- **What the exercise asks**:
Find each line with the string "kind" and report it.

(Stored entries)
■ ■ ■ ■

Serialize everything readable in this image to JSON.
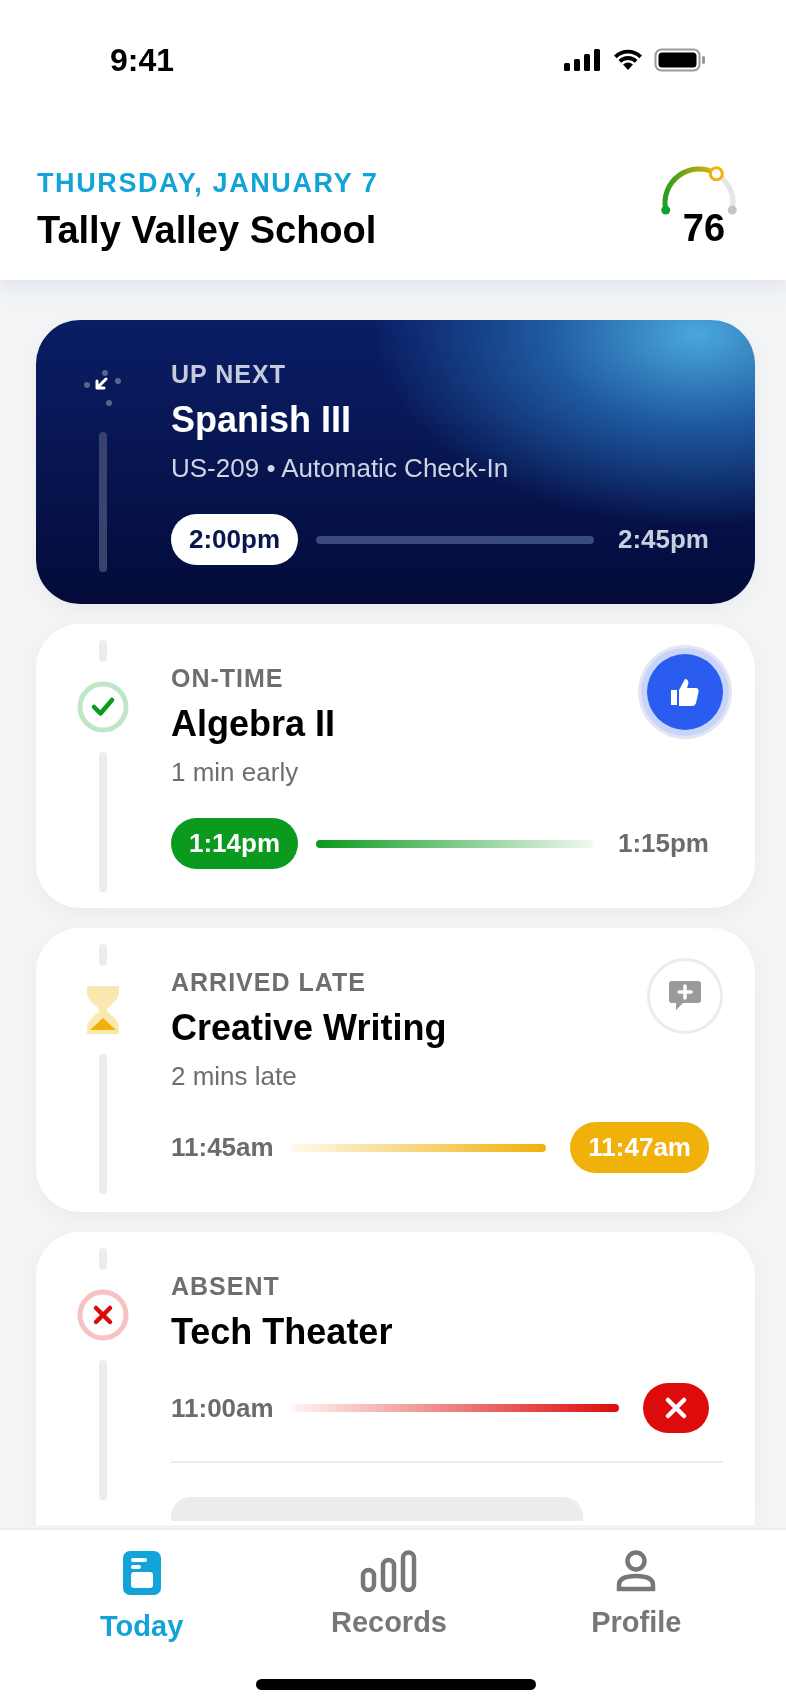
{
  "status_bar": {
    "time": "9:41"
  },
  "header": {
    "date": "THURSDAY, JANUARY 7",
    "school": "Tally Valley School",
    "score": {
      "value": "76",
      "level": 0.76
    }
  },
  "classes": [
    {
      "kind": "up_next",
      "status": "UP NEXT",
      "title": "Spanish III",
      "detail": "US-209 • Automatic Check-In",
      "start": {
        "text": "2:00pm",
        "highlighted": true
      },
      "end": {
        "text": "2:45pm",
        "highlighted": false
      }
    },
    {
      "kind": "on_time",
      "status": "ON-TIME",
      "title": "Algebra II",
      "detail": "1 min early",
      "start": {
        "text": "1:14pm",
        "highlighted": true
      },
      "end": {
        "text": "1:15pm",
        "highlighted": false
      }
    },
    {
      "kind": "late",
      "status": "ARRIVED LATE",
      "title": "Creative Writing",
      "detail": "2 mins late",
      "start": {
        "text": "11:45am",
        "highlighted": false
      },
      "end": {
        "text": "11:47am",
        "highlighted": true
      }
    },
    {
      "kind": "absent",
      "status": "ABSENT",
      "title": "Tech Theater",
      "start": {
        "text": "11:00am",
        "highlighted": false
      },
      "end": {
        "highlighted": true
      }
    }
  ],
  "tabs": [
    {
      "label": "Today",
      "selected": true
    },
    {
      "label": "Records",
      "selected": false
    },
    {
      "label": "Profile",
      "selected": false
    }
  ]
}
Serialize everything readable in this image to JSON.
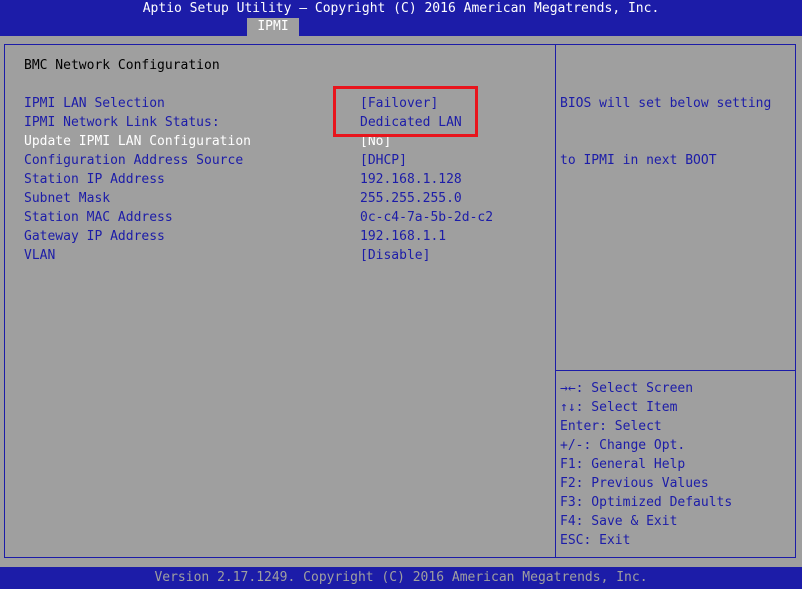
{
  "header": {
    "title": "Aptio Setup Utility – Copyright (C) 2016 American Megatrends, Inc.",
    "tab": "IPMI"
  },
  "main": {
    "section_title": "BMC Network Configuration",
    "rows": [
      {
        "label": "IPMI LAN Selection",
        "value": "[Failover]"
      },
      {
        "label": "IPMI Network Link Status:",
        "value": "Dedicated LAN"
      },
      {
        "label": "Update IPMI LAN Configuration",
        "value": "[No]"
      },
      {
        "label": "Configuration Address Source",
        "value": "[DHCP]"
      },
      {
        "label": "Station IP Address",
        "value": "192.168.1.128"
      },
      {
        "label": "Subnet Mask",
        "value": "255.255.255.0"
      },
      {
        "label": "Station MAC Address",
        "value": "0c-c4-7a-5b-2d-c2"
      },
      {
        "label": "Gateway IP Address",
        "value": "192.168.1.1"
      },
      {
        "label": "VLAN",
        "value": "[Disable]"
      }
    ]
  },
  "help": {
    "description_line1": "BIOS will set below setting",
    "description_line2": "to IPMI in next BOOT",
    "keys": [
      "→←: Select Screen",
      "↑↓: Select Item",
      "Enter: Select",
      "+/-: Change Opt.",
      "F1: General Help",
      "F2: Previous Values",
      "F3: Optimized Defaults",
      "F4: Save & Exit",
      "ESC: Exit"
    ]
  },
  "footer": {
    "text": "Version 2.17.1249. Copyright (C) 2016 American Megatrends, Inc."
  },
  "colors": {
    "background": "#9f9f9f",
    "header_blue": "#1c1ca8",
    "highlight_red": "#e8141c",
    "text_black": "#000000",
    "text_white": "#ffffff"
  }
}
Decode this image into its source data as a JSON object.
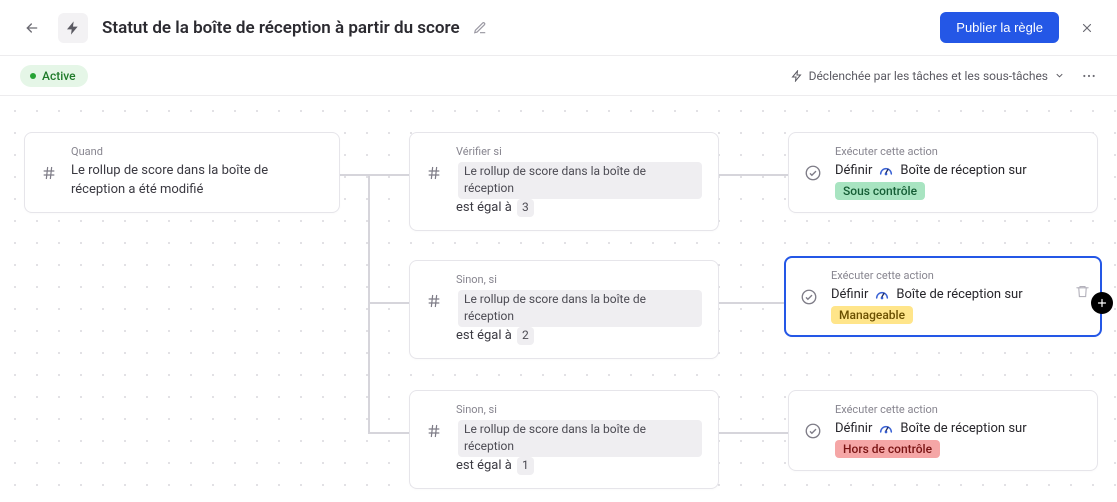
{
  "header": {
    "title": "Statut de la boîte de réception à partir du score",
    "publish_label": "Publier la règle"
  },
  "subheader": {
    "active_label": "Active",
    "trigger_label": "Déclenchée par les tâches et les sous-tâches"
  },
  "cards": {
    "trigger": {
      "label": "Quand",
      "text": "Le rollup de score dans la boîte de réception a été modifié"
    },
    "cond1": {
      "label": "Vérifier si",
      "chip": "Le rollup de score dans la boîte de réception",
      "op": "est égal à",
      "val": "3"
    },
    "cond2": {
      "label": "Sinon, si",
      "chip": "Le rollup de score dans la boîte de réception",
      "op": "est égal à",
      "val": "2"
    },
    "cond3": {
      "label": "Sinon, si",
      "chip": "Le rollup de score dans la boîte de réception",
      "op": "est égal à",
      "val": "1"
    },
    "action_label": "Exécuter cette action",
    "action_verb": "Définir",
    "action_prop": "Boîte de réception sur",
    "status1": "Sous contrôle",
    "status2": "Manageable",
    "status3": "Hors de contrôle"
  }
}
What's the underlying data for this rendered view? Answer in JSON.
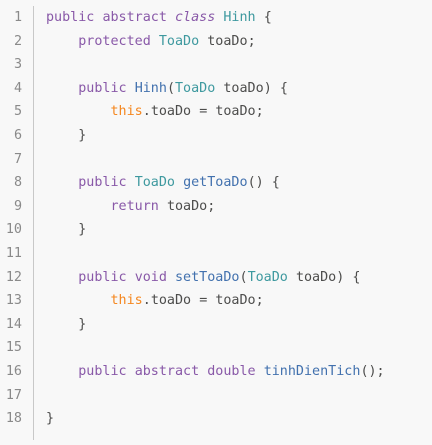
{
  "editor": {
    "lines": [
      {
        "num": "1",
        "indent": "",
        "tokens": [
          [
            "kw",
            "public"
          ],
          [
            "sp",
            " "
          ],
          [
            "kw",
            "abstract"
          ],
          [
            "sp",
            " "
          ],
          [
            "kw-it",
            "class"
          ],
          [
            "sp",
            " "
          ],
          [
            "type",
            "Hinh"
          ],
          [
            "sp",
            " "
          ],
          [
            "punct",
            "{"
          ]
        ]
      },
      {
        "num": "2",
        "indent": "    ",
        "tokens": [
          [
            "kw",
            "protected"
          ],
          [
            "sp",
            " "
          ],
          [
            "type",
            "ToaDo"
          ],
          [
            "sp",
            " "
          ],
          [
            "id",
            "toaDo"
          ],
          [
            "punct",
            ";"
          ]
        ]
      },
      {
        "num": "3",
        "indent": "",
        "tokens": []
      },
      {
        "num": "4",
        "indent": "    ",
        "tokens": [
          [
            "kw",
            "public"
          ],
          [
            "sp",
            " "
          ],
          [
            "fn",
            "Hinh"
          ],
          [
            "punct",
            "("
          ],
          [
            "type",
            "ToaDo"
          ],
          [
            "sp",
            " "
          ],
          [
            "id",
            "toaDo"
          ],
          [
            "punct",
            ")"
          ],
          [
            "sp",
            " "
          ],
          [
            "punct",
            "{"
          ]
        ]
      },
      {
        "num": "5",
        "indent": "        ",
        "tokens": [
          [
            "this",
            "this"
          ],
          [
            "punct",
            "."
          ],
          [
            "id",
            "toaDo"
          ],
          [
            "sp",
            " "
          ],
          [
            "punct",
            "="
          ],
          [
            "sp",
            " "
          ],
          [
            "id",
            "toaDo"
          ],
          [
            "punct",
            ";"
          ]
        ]
      },
      {
        "num": "6",
        "indent": "    ",
        "tokens": [
          [
            "punct",
            "}"
          ]
        ]
      },
      {
        "num": "7",
        "indent": "",
        "tokens": []
      },
      {
        "num": "8",
        "indent": "    ",
        "tokens": [
          [
            "kw",
            "public"
          ],
          [
            "sp",
            " "
          ],
          [
            "type",
            "ToaDo"
          ],
          [
            "sp",
            " "
          ],
          [
            "fn",
            "getToaDo"
          ],
          [
            "punct",
            "()"
          ],
          [
            "sp",
            " "
          ],
          [
            "punct",
            "{"
          ]
        ]
      },
      {
        "num": "9",
        "indent": "        ",
        "tokens": [
          [
            "kw",
            "return"
          ],
          [
            "sp",
            " "
          ],
          [
            "id",
            "toaDo"
          ],
          [
            "punct",
            ";"
          ]
        ]
      },
      {
        "num": "10",
        "indent": "    ",
        "tokens": [
          [
            "punct",
            "}"
          ]
        ]
      },
      {
        "num": "11",
        "indent": "",
        "tokens": []
      },
      {
        "num": "12",
        "indent": "    ",
        "tokens": [
          [
            "kw",
            "public"
          ],
          [
            "sp",
            " "
          ],
          [
            "kw",
            "void"
          ],
          [
            "sp",
            " "
          ],
          [
            "fn",
            "setToaDo"
          ],
          [
            "punct",
            "("
          ],
          [
            "type",
            "ToaDo"
          ],
          [
            "sp",
            " "
          ],
          [
            "id",
            "toaDo"
          ],
          [
            "punct",
            ")"
          ],
          [
            "sp",
            " "
          ],
          [
            "punct",
            "{"
          ]
        ]
      },
      {
        "num": "13",
        "indent": "        ",
        "tokens": [
          [
            "this",
            "this"
          ],
          [
            "punct",
            "."
          ],
          [
            "id",
            "toaDo"
          ],
          [
            "sp",
            " "
          ],
          [
            "punct",
            "="
          ],
          [
            "sp",
            " "
          ],
          [
            "id",
            "toaDo"
          ],
          [
            "punct",
            ";"
          ]
        ]
      },
      {
        "num": "14",
        "indent": "    ",
        "tokens": [
          [
            "punct",
            "}"
          ]
        ]
      },
      {
        "num": "15",
        "indent": "",
        "tokens": []
      },
      {
        "num": "16",
        "indent": "    ",
        "tokens": [
          [
            "kw",
            "public"
          ],
          [
            "sp",
            " "
          ],
          [
            "kw",
            "abstract"
          ],
          [
            "sp",
            " "
          ],
          [
            "kw",
            "double"
          ],
          [
            "sp",
            " "
          ],
          [
            "fn",
            "tinhDienTich"
          ],
          [
            "punct",
            "();"
          ]
        ]
      },
      {
        "num": "17",
        "indent": "",
        "tokens": []
      },
      {
        "num": "18",
        "indent": "",
        "tokens": [
          [
            "punct",
            "}"
          ]
        ]
      }
    ]
  }
}
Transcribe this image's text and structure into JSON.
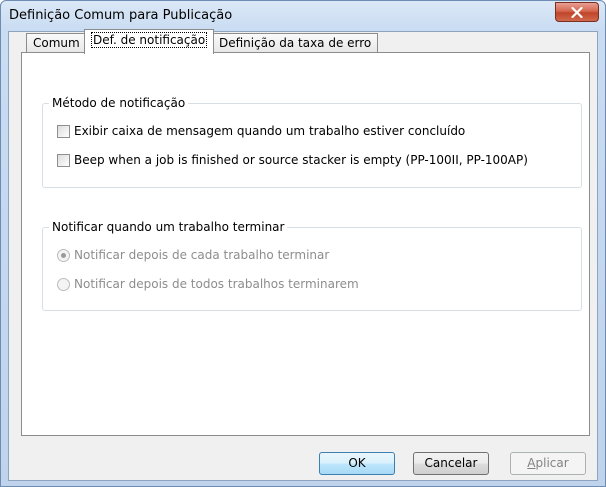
{
  "window": {
    "title": "Definição Comum para Publicação"
  },
  "tabs": [
    {
      "label": "Comum",
      "active": false
    },
    {
      "label": "Def. de notificação",
      "active": true
    },
    {
      "label": "Definição da taxa de erro",
      "active": false
    }
  ],
  "notification_method": {
    "legend": "Método de notificação",
    "options": [
      {
        "label": "Exibir caixa de mensagem quando um trabalho estiver concluído",
        "checked": false
      },
      {
        "label": "Beep when a job is finished or source stacker is empty (PP-100II, PP-100AP)",
        "checked": false
      }
    ]
  },
  "notify_when": {
    "legend": "Notificar quando um trabalho terminar",
    "enabled": false,
    "options": [
      {
        "label": "Notificar depois de cada trabalho terminar",
        "selected": true
      },
      {
        "label": "Notificar depois de todos trabalhos terminarem",
        "selected": false
      }
    ]
  },
  "buttons": {
    "ok": "OK",
    "cancel": "Cancelar",
    "apply_first": "A",
    "apply_rest": "plicar"
  },
  "icons": {
    "close": "close-icon"
  },
  "colors": {
    "titlebar": "#c9dcf2",
    "close_button": "#c0442a",
    "default_button_border": "#3c7fb1"
  }
}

■ ■ ■ ■

- **Answer to this task**:
      "kind": "up_next",
      "kind": "on_time",
      "kind": "late",
      "kind": "absent",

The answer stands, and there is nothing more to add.